■ Exercises
- a) Which places does the Cuba road-trip text name as destinations that travelers arriving in Havana tend to visit?
- b) Answer these questions on the Cuba road-trip text:
(i) What is the speed limit on the Carretera Central?
(ii) How long does covering the whole island via this road take at minimum?
(iii) To about what radius do most travelers who rent a vehicle expand their mileage?
- c) Change "Havana" to "the Cuban capital" in the Cuba road-trip text between "About Carretera Central" and "on their own.", inclusive, and write out that passage.

>> Start Extracted text

First things first, driving through Cuba via its Carretera Central is not for the faint-hearted and those keen to get to one place to another as swiftly and smoothly as possible should forget about it and stop reading now. This highway is about taking it all in at a slow pace, traversing sometimes patchy and cracked surfaces, experiencing a bumpy ride in some stretches, but also observing provincial life from a rare angle that few tourists get a glimpse of. It means having time to spare, because it will take you some time to get from one place to the next (the speed limit on this road is 60km!) and because Cuba is such a large island that to cover all of it via this long and winding road you will need a week at least (if you plan to stop at a 4 to 5 places along the way). Or, you could combine it with the faster, smoother stretches of Autopista Nacional to make it a speedier road trip and have more time off-road to linger in the cities and towns of your choosing. In any case, the experience will be unforgettable, and there is more than one way to go about it. Let this blog serve you as a preliminary guide to an adventurous road trip along Cuba’s Carretera Central.
About Carretera Central
While some tourists (an increasing number of them, actually) are happy to rent a car and make their way to places in Cuba that are firmly on the tourist trail, very few decide to embark on the wilder kind of adventure that traversing the entire island would entail. The vast majority of travellers who rent a vehicle to make their own way through Cuba adhere to driving around the city they arrive into (usually Havana) and at most expand their mileage to an approximate 150 km radius. Those arriving in Havana tend to take the road to visit nearby beach resorts like Jibacoa and Varadero to the east and protected nature reserves in Artemisa and Pinar del Rio to the west. Few entertain the possibility of going further on their own.

>> End Extracted text
>> Start Information supplied

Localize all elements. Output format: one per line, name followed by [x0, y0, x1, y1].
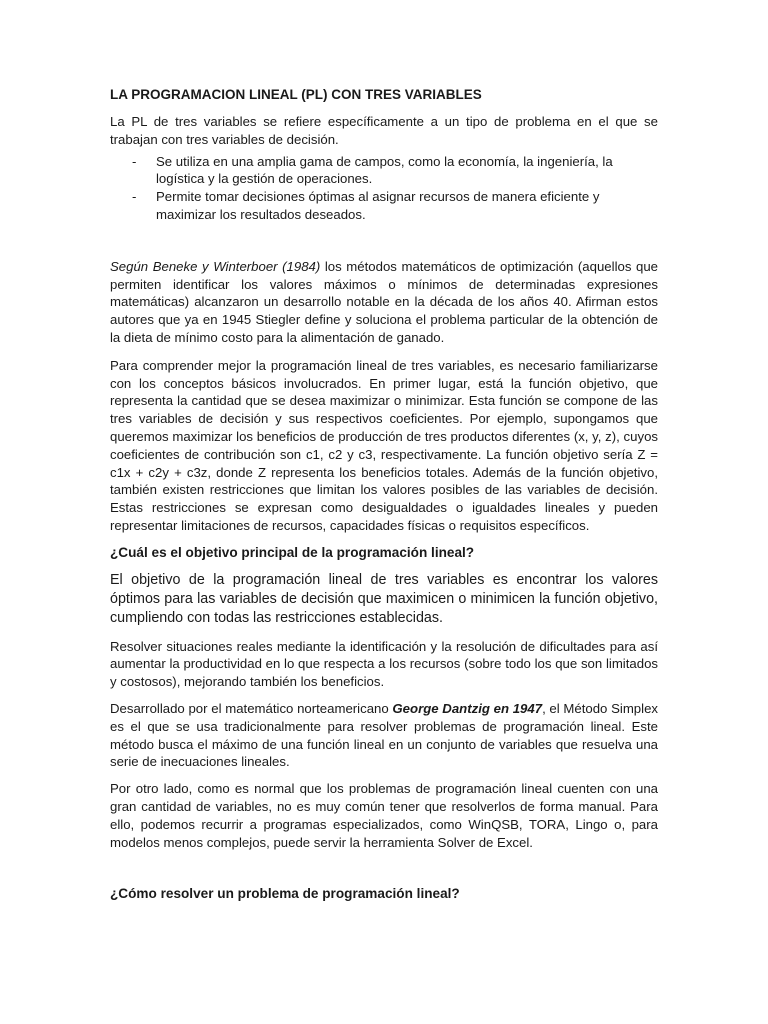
document-title: LA PROGRAMACION LINEAL (PL) CON TRES VARIABLES: [110, 87, 482, 102]
simplex-text-before: Desarrollado por el matemático norteamericano: [110, 701, 393, 717]
bullet-item: [110, 188, 658, 224]
history-text: los métodos matemáticos de optimización (aquellos que permiten identificar los valores máximos o mínimos de determinadas expresiones matemáticas) alcanzaron un desarrollo notable en la década de los años 40. Afirman estos autores que ya en 1945 Stiegler define y soluciona el problema particular de la obtención de la dieta de mínimo costo para la alimentación de ganado.: [110, 258, 659, 345]
simplex-paragraph: [110, 700, 658, 771]
objective-paragraph: El objetivo de la programación lineal de tres variables es encontrar los valores óptimos para las variables de decisión que maximicen o minimicen la función objetivo, cumpliendo con todas las restricciones establecidas.: [110, 571, 658, 627]
citation: Según Beneke y Winterboer (1984): [110, 258, 321, 274]
bullet-marker: -: [132, 189, 137, 205]
question-objective-heading: ¿Cuál es el objetivo principal de la programación lineal?: [110, 544, 475, 560]
tools-paragraph: Por otro lado, como es normal que los problemas de programación lineal cuenten con una gran cantidad de variables, no es muy común tener que resolverlos de forma manual. Para ello, podemos recurrir a programas especializados, como WinQSB, TORA, Lingo o, para modelos menos complejos, puede servir la herramienta Solver de Excel.: [110, 781, 658, 850]
intro-paragraph: La PL de tres variables se refiere específicamente a un tipo de problema en el que se trabajan con tres variables de decisión.: [110, 114, 658, 147]
solve-paragraph: Resolver situaciones reales mediante la identificación y la resolución de dificultades para así aumentar la productividad en lo que respecta a los recursos (sobre todo los que son limitados y costosos), mejorando también los beneficios.: [110, 638, 658, 690]
question-solve-heading: ¿Cómo resolver un problema de programación lineal?: [110, 886, 460, 902]
bullet-list: [110, 153, 658, 224]
dantzig-reference: George Dantzig en 1947: [392, 701, 543, 717]
concepts-paragraph: Para comprender mejor la programación lineal de tres variables, es necesario familiarizarse con los conceptos básicos involucrados. En primer lugar, está la función objetivo, que representa la cantidad que se desea maximizar o minimizar. Esta función se compone de las tres variables de decisión y sus respectivos coeficientes. Por ejemplo, supongamos que queremos maximizar los beneficios de producción de tres productos diferentes (x, y, z), cuyos coeficientes de contribución son c1, c2 y c3, respectivamente. La función objetivo sería Z = c1x + c2y + c3z, donde Z representa los beneficios totales. Además de la función objetivo, también existen restricciones que limitan los valores posibles de las variables de decisión. Estas restricciones se expresan como desigualdades o igualdades lineales y pueden representar limitaciones de recursos, capacidades físicas o requisitos específicos.: [110, 357, 658, 533]
document-page: [110, 86, 658, 903]
bullet-marker: -: [132, 153, 137, 169]
simplex-text-after: , el Método Simplex es el que se usa tradicionalmente para resolver problemas de programación lineal. Este método busca el máximo de una función lineal en un conjunto de variables que resuelva una serie de inecuaciones lineales.: [110, 701, 658, 770]
history-paragraph: [110, 258, 658, 347]
bullet-item: [110, 153, 658, 189]
bullet-text: Se utiliza en una amplia gama de campos, como la economía, la ingeniería, la logística y la gestión de operaciones.: [156, 153, 613, 187]
bullet-text: Permite tomar decisiones óptimas al asignar recursos de manera eficiente y maximizar los resultados deseados.: [156, 189, 600, 222]
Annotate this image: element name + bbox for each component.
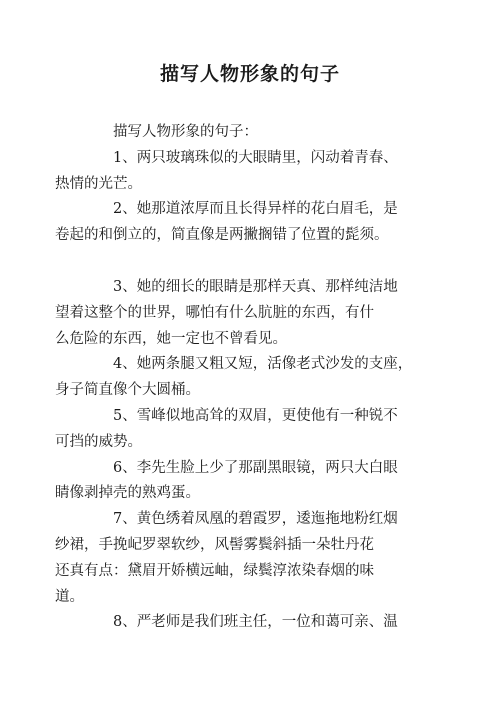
paragraph-line: 可挡的威势。 (55, 433, 142, 450)
paragraph-line: 身子简直像个大圆桶。 (55, 382, 200, 399)
paragraph-line: 7、黄色绣着凤凰的碧霞罗，逶迤拖地粉红烟 (113, 511, 398, 528)
paragraph-line: 望着这整个的世界，哪怕有什么肮脏的东西，有什 (55, 304, 374, 321)
paragraph-line: 睛像剥掉壳的熟鸡蛋。 (55, 485, 200, 502)
paragraph-line: 4、她两条腿又粗又短，活像老式沙发的支座， (113, 356, 413, 373)
paragraph-line: 2、她那道浓厚而且长得异样的花白眉毛，是 (113, 201, 398, 218)
paragraph-line: 么危险的东西，她一定也不曾看见。 (55, 330, 287, 347)
paragraph-spacer (84, 249, 424, 275)
paragraph-item-2 (55, 197, 424, 249)
paragraph-line: 5、雪峰似地高耸的双眉，更使他有一种锐不 (113, 407, 398, 424)
paragraph-item-3 (55, 275, 424, 352)
paragraph-item-4 (55, 352, 424, 404)
paragraph-line: 热情的光芒。 (55, 175, 142, 192)
paragraph-item-1 (55, 146, 424, 198)
paragraph-item-5 (55, 404, 424, 456)
document-body (55, 120, 424, 636)
paragraph-line: 8、严老师是我们班主任，一位和蔼可亲、温 (113, 614, 398, 631)
paragraph-line: 描写人物形象的句子： (113, 124, 258, 140)
paragraph-item-6 (55, 456, 424, 508)
paragraph-line: 纱裙，手挽屺罗翠软纱，风髻雾鬓斜插一朵牡丹花 (55, 536, 374, 553)
paragraph-line: 1、两只玻璃珠似的大眼睛里，闪动着青春、 (113, 149, 398, 166)
paragraph-line: 道。 (55, 588, 84, 605)
paragraph-line: 还真有点：黛眉开娇横远岫，绿鬓淳浓染春烟的味 (55, 562, 374, 579)
paragraph-line: 卷起的和倒立的，简直像是两撇搁错了位置的髭须。 (55, 227, 389, 244)
paragraph-item-7 (55, 507, 424, 610)
document-title: 描写人物形象的句子 (159, 63, 340, 85)
paragraph-intro (84, 120, 424, 146)
paragraph-line: 3、她的细长的眼睛是那样天真、那样纯洁地 (113, 278, 398, 295)
paragraph-item-8 (84, 610, 424, 636)
paragraph-line: 6、李先生脸上少了那副黑眼镜，两只大白眼 (113, 459, 398, 476)
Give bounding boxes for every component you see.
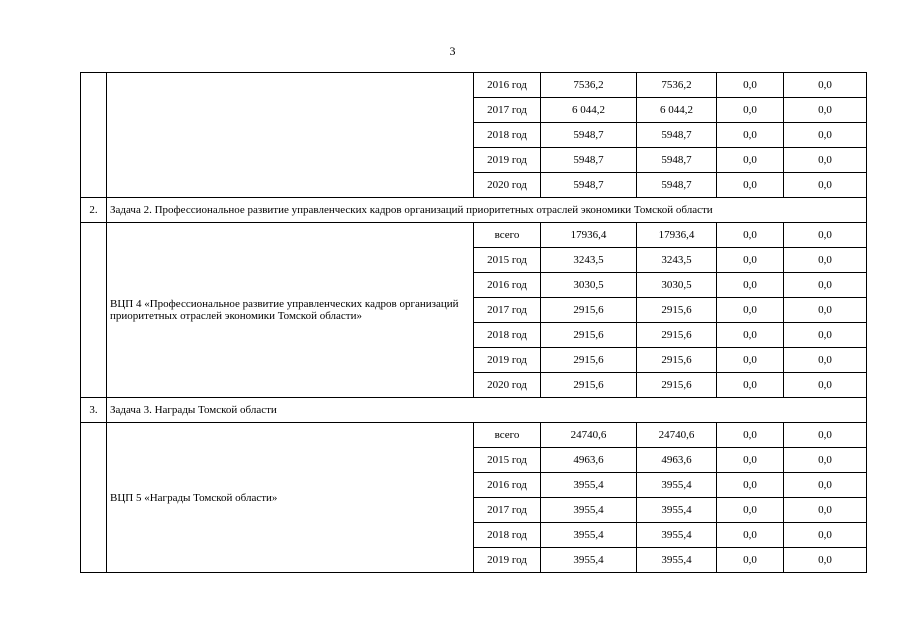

>> End Information supplied

■ List of solutions
- a) Jibacoa, Varadero, Artemisa, Pinar del Rio

- b)
(i) 60km
(ii) A week at least
(iii) About 150 km

- c)
About Carretera Central
While some tourists (an increasing number of them, actually) are happy to rent a car and make their way to places in Cuba that are firmly on the tourist trail, very few decide to embark on the wilder kind of adventure that traversing the entire island would entail. The vast majority of travellers who rent a vehicle to make their own way through Cuba adhere to driving around the city they arrive into (usually the Cuban capital) and at most expand their mileage to an approximate 150 km radius. Those arriving in the Cuban capital tend to take the road to visit nearby beach resorts like Jibacoa and Varadero to the east and protected nature reserves in Artemisa and Pinar del Rio to the west. Few entertain the possibility of going further on their own.